Your task -> Output the records. Match them exactly.

• • •

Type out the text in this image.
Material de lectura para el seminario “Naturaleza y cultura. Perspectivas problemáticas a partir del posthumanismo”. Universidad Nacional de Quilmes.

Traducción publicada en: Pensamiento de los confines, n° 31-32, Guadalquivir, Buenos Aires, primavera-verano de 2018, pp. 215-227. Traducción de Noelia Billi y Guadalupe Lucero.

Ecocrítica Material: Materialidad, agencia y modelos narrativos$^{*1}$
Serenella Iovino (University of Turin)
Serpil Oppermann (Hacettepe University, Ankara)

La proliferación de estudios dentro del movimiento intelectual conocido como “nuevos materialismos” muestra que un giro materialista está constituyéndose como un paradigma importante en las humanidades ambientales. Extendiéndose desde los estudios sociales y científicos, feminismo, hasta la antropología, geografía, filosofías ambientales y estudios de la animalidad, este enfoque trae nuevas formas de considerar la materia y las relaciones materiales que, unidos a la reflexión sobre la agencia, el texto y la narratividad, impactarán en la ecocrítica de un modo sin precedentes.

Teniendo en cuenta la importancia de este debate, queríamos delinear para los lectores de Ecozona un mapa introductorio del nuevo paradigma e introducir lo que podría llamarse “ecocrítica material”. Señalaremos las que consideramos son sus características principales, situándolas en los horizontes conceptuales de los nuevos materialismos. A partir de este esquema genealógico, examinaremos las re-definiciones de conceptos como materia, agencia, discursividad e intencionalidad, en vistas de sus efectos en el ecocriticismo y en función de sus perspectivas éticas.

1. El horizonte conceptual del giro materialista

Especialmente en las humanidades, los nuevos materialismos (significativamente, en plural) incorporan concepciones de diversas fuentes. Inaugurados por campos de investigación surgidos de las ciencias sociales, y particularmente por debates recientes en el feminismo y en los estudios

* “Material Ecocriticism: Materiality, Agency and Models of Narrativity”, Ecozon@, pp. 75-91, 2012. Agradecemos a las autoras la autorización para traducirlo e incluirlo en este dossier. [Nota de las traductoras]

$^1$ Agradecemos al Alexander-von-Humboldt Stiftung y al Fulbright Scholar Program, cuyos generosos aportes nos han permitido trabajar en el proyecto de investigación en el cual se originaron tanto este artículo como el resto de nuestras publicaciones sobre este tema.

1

• • •

Solved exercise ->
Type out the text in this image.
Material de lectura para el seminario “Naturaleza y cultura. Perspectivas problemáticas a partir del posthumanismo”. Universidad Nacional de Quilmes.

Traducción publicada en: Pensamiento de los confines, n° 31-32, Guadalquivir, Buenos Aires, primavera-verano de 2018, pp. 215-227. Traducción de Noelia Billi y Guadalupe Lucero.

Ecocrítica Material: Materialidad, agencia y modelos narrativos$^{*1}$
Serenella Iovino (University of Turin)
Serpil Oppermann (Hacettepe University, Ankara)

La proliferación de estudios dentro del movimiento intelectual conocido como “nuevos materialismos” muestra que un giro materialista está constituyéndose como un paradigma importante en las humanidades ambientales. Extendiéndose desde los estudios sociales y científicos, feminismo, hasta la antropología, geografía, filosofías ambientales y estudios de la animalidad, este enfoque trae nuevas formas de considerar la materia y las relaciones materiales que, unidos a la reflexión sobre la agencia, el texto y la narratividad, impactarán en la ecocrítica de un modo sin precedentes.

Teniendo en cuenta la importancia de este debate, queríamos delinear para los lectores de Ecozona un mapa introductorio del nuevo paradigma e introducir lo que podría llamarse “ecocrítica material”. Señalaremos las que consideramos son sus características principales, situándolas en los horizontes conceptuales de los nuevos materialismos. A partir de este esquema genealógico, examinaremos las re-definiciones de conceptos como materia, agencia, discursividad e intencionalidad, en vistas de sus efectos en el ecocriticismo y en función de sus perspectivas éticas.

1. El horizonte conceptual del giro materialista

Especialmente en las humanidades, los nuevos materialismos (significativamente, en plural) incorporan concepciones de diversas fuentes. Inaugurados por campos de investigación surgidos de las ciencias sociales, y particularmente por debates recientes en el feminismo y en los estudios

* “Material Ecocriticism: Materiality, Agency and Models of Narrativity”, Ecozon@, pp. 75-91, 2012. Agradecemos a las autoras la autorización para traducirlo e incluirlo en este dossier. [Nota de las traductoras]

$^1$ Agradecemos al Alexander-von-Humboldt Stiftung y al Fulbright Scholar Program, cuyos generosos aportes nos han permitido trabajar en el proyecto de investigación en el cual se originaron tanto este artículo como el resto de nuestras publicaciones sobre este tema.

1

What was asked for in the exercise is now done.